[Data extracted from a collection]
* * *
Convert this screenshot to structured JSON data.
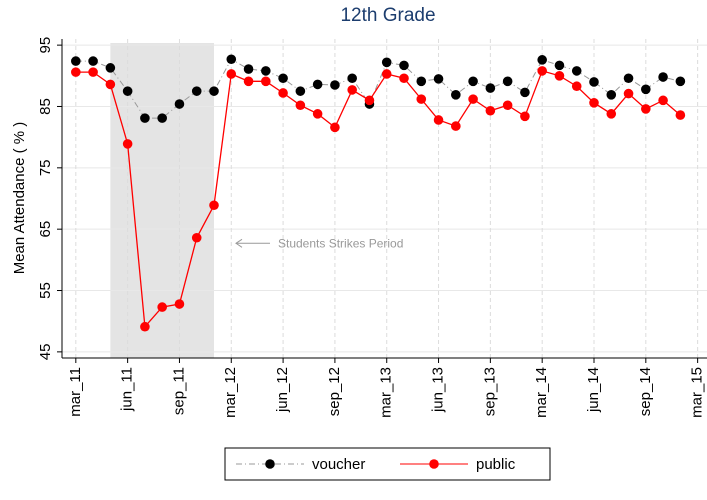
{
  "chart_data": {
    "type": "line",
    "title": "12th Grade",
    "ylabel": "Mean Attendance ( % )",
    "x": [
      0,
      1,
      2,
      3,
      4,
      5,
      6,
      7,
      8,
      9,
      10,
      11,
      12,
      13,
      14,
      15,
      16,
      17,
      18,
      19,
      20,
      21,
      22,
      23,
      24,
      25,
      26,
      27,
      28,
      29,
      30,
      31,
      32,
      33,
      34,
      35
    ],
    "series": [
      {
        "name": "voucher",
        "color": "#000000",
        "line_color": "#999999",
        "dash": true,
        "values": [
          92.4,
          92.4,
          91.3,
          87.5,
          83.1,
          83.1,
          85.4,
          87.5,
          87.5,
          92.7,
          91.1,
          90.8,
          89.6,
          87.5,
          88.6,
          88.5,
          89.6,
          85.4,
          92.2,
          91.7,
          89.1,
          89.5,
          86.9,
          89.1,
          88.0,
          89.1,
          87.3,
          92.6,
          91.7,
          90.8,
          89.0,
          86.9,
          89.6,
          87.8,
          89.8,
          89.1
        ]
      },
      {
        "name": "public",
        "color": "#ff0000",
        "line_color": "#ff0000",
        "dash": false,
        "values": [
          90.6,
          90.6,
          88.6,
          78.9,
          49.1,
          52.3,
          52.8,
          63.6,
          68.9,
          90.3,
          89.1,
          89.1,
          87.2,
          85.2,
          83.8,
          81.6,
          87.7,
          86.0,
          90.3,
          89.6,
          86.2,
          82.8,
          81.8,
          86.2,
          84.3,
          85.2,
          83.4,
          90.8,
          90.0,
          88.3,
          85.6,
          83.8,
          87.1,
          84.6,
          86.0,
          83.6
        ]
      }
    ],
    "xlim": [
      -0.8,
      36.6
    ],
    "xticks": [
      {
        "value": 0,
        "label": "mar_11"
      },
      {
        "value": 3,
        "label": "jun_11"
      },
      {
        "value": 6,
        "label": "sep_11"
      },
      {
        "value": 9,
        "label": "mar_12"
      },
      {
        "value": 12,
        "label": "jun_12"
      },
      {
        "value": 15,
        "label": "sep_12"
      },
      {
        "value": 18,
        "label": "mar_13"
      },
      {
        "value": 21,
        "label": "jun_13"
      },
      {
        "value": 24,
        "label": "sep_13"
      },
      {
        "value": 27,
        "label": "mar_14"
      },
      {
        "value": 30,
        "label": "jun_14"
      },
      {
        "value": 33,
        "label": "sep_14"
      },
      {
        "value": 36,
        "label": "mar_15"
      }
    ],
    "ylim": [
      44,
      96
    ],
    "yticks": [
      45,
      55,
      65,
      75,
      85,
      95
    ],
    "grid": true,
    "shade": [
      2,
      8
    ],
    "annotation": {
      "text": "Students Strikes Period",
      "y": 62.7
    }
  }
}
* * *
▸ The task
Transcribe the listing in full. Omit the pictures and keep every line exact.

▸ Solution to the exercise
Convert this screenshot to structured JSON data.
{
  "chart_data": {
    "type": "line",
    "title": "12th Grade",
    "ylabel": "Mean Attendance ( % )",
    "x": [
      0,
      1,
      2,
      3,
      4,
      5,
      6,
      7,
      8,
      9,
      10,
      11,
      12,
      13,
      14,
      15,
      16,
      17,
      18,
      19,
      20,
      21,
      22,
      23,
      24,
      25,
      26,
      27,
      28,
      29,
      30,
      31,
      32,
      33,
      34,
      35
    ],
    "series": [
      {
        "name": "voucher",
        "color": "#000000",
        "line_color": "#999999",
        "dash": true,
        "values": [
          92.4,
          92.4,
          91.3,
          87.5,
          83.1,
          83.1,
          85.4,
          87.5,
          87.5,
          92.7,
          91.1,
          90.8,
          89.6,
          87.5,
          88.6,
          88.5,
          89.6,
          85.4,
          92.2,
          91.7,
          89.1,
          89.5,
          86.9,
          89.1,
          88.0,
          89.1,
          87.3,
          92.6,
          91.7,
          90.8,
          89.0,
          86.9,
          89.6,
          87.8,
          89.8,
          89.1
        ]
      },
      {
        "name": "public",
        "color": "#ff0000",
        "line_color": "#ff0000",
        "dash": false,
        "values": [
          90.6,
          90.6,
          88.6,
          78.9,
          49.1,
          52.3,
          52.8,
          63.6,
          68.9,
          90.3,
          89.1,
          89.1,
          87.2,
          85.2,
          83.8,
          81.6,
          87.7,
          86.0,
          90.3,
          89.6,
          86.2,
          82.8,
          81.8,
          86.2,
          84.3,
          85.2,
          83.4,
          90.8,
          90.0,
          88.3,
          85.6,
          83.8,
          87.1,
          84.6,
          86.0,
          83.6
        ]
      }
    ],
    "xlim": [
      -0.8,
      36.6
    ],
    "xticks": [
      {
        "value": 0,
        "label": "mar_11"
      },
      {
        "value": 3,
        "label": "jun_11"
      },
      {
        "value": 6,
        "label": "sep_11"
      },
      {
        "value": 9,
        "label": "mar_12"
      },
      {
        "value": 12,
        "label": "jun_12"
      },
      {
        "value": 15,
        "label": "sep_12"
      },
      {
        "value": 18,
        "label": "mar_13"
      },
      {
        "value": 21,
        "label": "jun_13"
      },
      {
        "value": 24,
        "label": "sep_13"
      },
      {
        "value": 27,
        "label": "mar_14"
      },
      {
        "value": 30,
        "label": "jun_14"
      },
      {
        "value": 33,
        "label": "sep_14"
      },
      {
        "value": 36,
        "label": "mar_15"
      }
    ],
    "ylim": [
      44,
      96
    ],
    "yticks": [
      45,
      55,
      65,
      75,
      85,
      95
    ],
    "grid": true,
    "shade": [
      2,
      8
    ],
    "annotation": {
      "text": "Students Strikes Period",
      "y": 62.7
    }
  }
}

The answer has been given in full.